- [PROBLEM TO WORK ON] The exercise asks for every line of the data to be reproduced exactly.

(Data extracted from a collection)
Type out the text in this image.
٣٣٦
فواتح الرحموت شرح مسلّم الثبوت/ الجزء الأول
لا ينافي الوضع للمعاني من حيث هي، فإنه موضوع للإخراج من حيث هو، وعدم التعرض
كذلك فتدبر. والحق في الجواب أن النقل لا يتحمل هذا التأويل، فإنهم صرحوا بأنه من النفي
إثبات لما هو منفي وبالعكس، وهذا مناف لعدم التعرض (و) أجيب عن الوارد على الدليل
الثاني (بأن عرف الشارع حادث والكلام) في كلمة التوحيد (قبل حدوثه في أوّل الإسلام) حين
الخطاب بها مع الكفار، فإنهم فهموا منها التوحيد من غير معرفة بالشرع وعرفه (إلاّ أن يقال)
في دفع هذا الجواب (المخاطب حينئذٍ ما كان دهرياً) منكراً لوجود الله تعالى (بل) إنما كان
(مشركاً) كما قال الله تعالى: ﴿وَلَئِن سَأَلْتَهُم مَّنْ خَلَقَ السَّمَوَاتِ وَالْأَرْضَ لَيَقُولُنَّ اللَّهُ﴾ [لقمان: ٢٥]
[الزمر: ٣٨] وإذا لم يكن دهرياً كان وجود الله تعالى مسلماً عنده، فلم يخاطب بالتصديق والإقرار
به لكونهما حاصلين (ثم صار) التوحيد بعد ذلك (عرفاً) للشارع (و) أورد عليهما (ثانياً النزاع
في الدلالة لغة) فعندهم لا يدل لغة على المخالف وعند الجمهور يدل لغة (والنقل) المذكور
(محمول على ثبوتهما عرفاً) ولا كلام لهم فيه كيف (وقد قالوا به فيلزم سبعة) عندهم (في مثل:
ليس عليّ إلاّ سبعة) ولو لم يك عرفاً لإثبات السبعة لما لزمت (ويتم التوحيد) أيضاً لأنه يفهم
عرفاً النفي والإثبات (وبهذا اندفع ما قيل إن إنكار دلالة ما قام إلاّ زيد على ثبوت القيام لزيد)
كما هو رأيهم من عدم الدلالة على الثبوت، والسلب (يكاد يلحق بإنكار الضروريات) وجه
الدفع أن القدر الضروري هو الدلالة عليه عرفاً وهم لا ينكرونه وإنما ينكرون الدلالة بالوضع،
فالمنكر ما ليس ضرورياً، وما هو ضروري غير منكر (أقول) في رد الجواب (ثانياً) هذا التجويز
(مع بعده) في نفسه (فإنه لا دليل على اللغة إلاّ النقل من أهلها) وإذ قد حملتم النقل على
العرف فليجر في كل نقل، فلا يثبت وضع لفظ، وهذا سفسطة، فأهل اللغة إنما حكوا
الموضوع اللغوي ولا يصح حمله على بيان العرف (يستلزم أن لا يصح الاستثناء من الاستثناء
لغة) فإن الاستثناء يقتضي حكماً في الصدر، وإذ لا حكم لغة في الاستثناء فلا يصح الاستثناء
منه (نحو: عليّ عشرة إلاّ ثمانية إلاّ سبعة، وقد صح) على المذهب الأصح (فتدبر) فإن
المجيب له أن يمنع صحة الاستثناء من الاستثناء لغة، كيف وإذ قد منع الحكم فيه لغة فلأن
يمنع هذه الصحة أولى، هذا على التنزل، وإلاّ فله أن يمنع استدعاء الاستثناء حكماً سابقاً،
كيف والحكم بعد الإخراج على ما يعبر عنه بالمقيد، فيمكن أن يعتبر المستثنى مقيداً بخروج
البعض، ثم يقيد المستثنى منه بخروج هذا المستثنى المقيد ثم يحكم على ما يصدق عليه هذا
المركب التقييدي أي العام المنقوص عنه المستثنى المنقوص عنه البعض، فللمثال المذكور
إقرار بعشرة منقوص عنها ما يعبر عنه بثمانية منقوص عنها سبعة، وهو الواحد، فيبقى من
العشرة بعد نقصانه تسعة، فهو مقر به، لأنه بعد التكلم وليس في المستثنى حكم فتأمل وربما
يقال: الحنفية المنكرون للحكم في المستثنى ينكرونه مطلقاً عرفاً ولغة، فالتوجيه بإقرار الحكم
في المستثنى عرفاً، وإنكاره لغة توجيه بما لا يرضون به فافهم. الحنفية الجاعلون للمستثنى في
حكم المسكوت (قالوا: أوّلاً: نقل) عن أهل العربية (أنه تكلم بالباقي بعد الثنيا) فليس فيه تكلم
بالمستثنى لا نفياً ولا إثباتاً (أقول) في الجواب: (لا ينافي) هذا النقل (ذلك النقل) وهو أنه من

- [RESULT OF THE EXERCISE]
Type out the text in this image.
٣٣٦
فواتح الرحموت شرح مسلّم الثبوت/ الجزء الأول
لا ينافي الوضع للمعاني من حيث هي، فإنه موضوع للإخراج من حيث هو، وعدم التعرض
كذلك فتدبر. والحق في الجواب أن النقل لا يتحمل هذا التأويل، فإنهم صرحوا بأنه من النفي
إثبات لما هو منفي وبالعكس، وهذا مناف لعدم التعرض (و) أجيب عن الوارد على الدليل
الثاني (بأن عرف الشارع حادث والكلام) في كلمة التوحيد (قبل حدوثه في أوّل الإسلام) حين
الخطاب بها مع الكفار، فإنهم فهموا منها التوحيد من غير معرفة بالشرع وعرفه (إلاّ أن يقال)
في دفع هذا الجواب (المخاطب حينئذٍ ما كان دهرياً) منكراً لوجود الله تعالى (بل) إنما كان
(مشركاً) كما قال الله تعالى: ﴿وَلَئِن سَأَلْتَهُم مَّنْ خَلَقَ السَّمَوَاتِ وَالْأَرْضَ لَيَقُولُنَّ اللَّهُ﴾ [لقمان: ٢٥]
[الزمر: ٣٨] وإذا لم يكن دهرياً كان وجود الله تعالى مسلماً عنده، فلم يخاطب بالتصديق والإقرار
به لكونهما حاصلين (ثم صار) التوحيد بعد ذلك (عرفاً) للشارع (و) أورد عليهما (ثانياً النزاع
في الدلالة لغة) فعندهم لا يدل لغة على المخالف وعند الجمهور يدل لغة (والنقل) المذكور
(محمول على ثبوتهما عرفاً) ولا كلام لهم فيه كيف (وقد قالوا به فيلزم سبعة) عندهم (في مثل:
ليس عليّ إلاّ سبعة) ولو لم يك عرفاً لإثبات السبعة لما لزمت (ويتم التوحيد) أيضاً لأنه يفهم
عرفاً النفي والإثبات (وبهذا اندفع ما قيل إن إنكار دلالة ما قام إلاّ زيد على ثبوت القيام لزيد)
كما هو رأيهم من عدم الدلالة على الثبوت، والسلب (يكاد يلحق بإنكار الضروريات) وجه
الدفع أن القدر الضروري هو الدلالة عليه عرفاً وهم لا ينكرونه وإنما ينكرون الدلالة بالوضع،
فالمنكر ما ليس ضرورياً، وما هو ضروري غير منكر (أقول) في رد الجواب (ثانياً) هذا التجويز
(مع بعده) في نفسه (فإنه لا دليل على اللغة إلاّ النقل من أهلها) وإذ قد حملتم النقل على
العرف فليجر في كل نقل، فلا يثبت وضع لفظ، وهذا سفسطة، فأهل اللغة إنما حكوا
الموضوع اللغوي ولا يصح حمله على بيان العرف (يستلزم أن لا يصح الاستثناء من الاستثناء
لغة) فإن الاستثناء يقتضي حكماً في الصدر، وإذ لا حكم لغة في الاستثناء فلا يصح الاستثناء
منه (نحو: عليّ عشرة إلاّ ثمانية إلاّ سبعة، وقد صح) على المذهب الأصح (فتدبر) فإن
المجيب له أن يمنع صحة الاستثناء من الاستثناء لغة، كيف وإذ قد منع الحكم فيه لغة فلأن
يمنع هذه الصحة أولى، هذا على التنزل، وإلاّ فله أن يمنع استدعاء الاستثناء حكماً سابقاً،
كيف والحكم بعد الإخراج على ما يعبر عنه بالمقيد، فيمكن أن يعتبر المستثنى مقيداً بخروج
البعض، ثم يقيد المستثنى منه بخروج هذا المستثنى المقيد ثم يحكم على ما يصدق عليه هذا
المركب التقييدي أي العام المنقوص عنه المستثنى المنقوص عنه البعض، فللمثال المذكور
إقرار بعشرة منقوص عنها ما يعبر عنه بثمانية منقوص عنها سبعة، وهو الواحد، فيبقى من
العشرة بعد نقصانه تسعة، فهو مقر به، لأنه بعد التكلم وليس في المستثنى حكم فتأمل وربما
يقال: الحنفية المنكرون للحكم في المستثنى ينكرونه مطلقاً عرفاً ولغة، فالتوجيه بإقرار الحكم
في المستثنى عرفاً، وإنكاره لغة توجيه بما لا يرضون به فافهم. الحنفية الجاعلون للمستثنى في
حكم المسكوت (قالوا: أوّلاً: نقل) عن أهل العربية (أنه تكلم بالباقي بعد الثنيا) فليس فيه تكلم
بالمستثنى لا نفياً ولا إثباتاً (أقول) في الجواب: (لا ينافي) هذا النقل (ذلك النقل) وهو أنه من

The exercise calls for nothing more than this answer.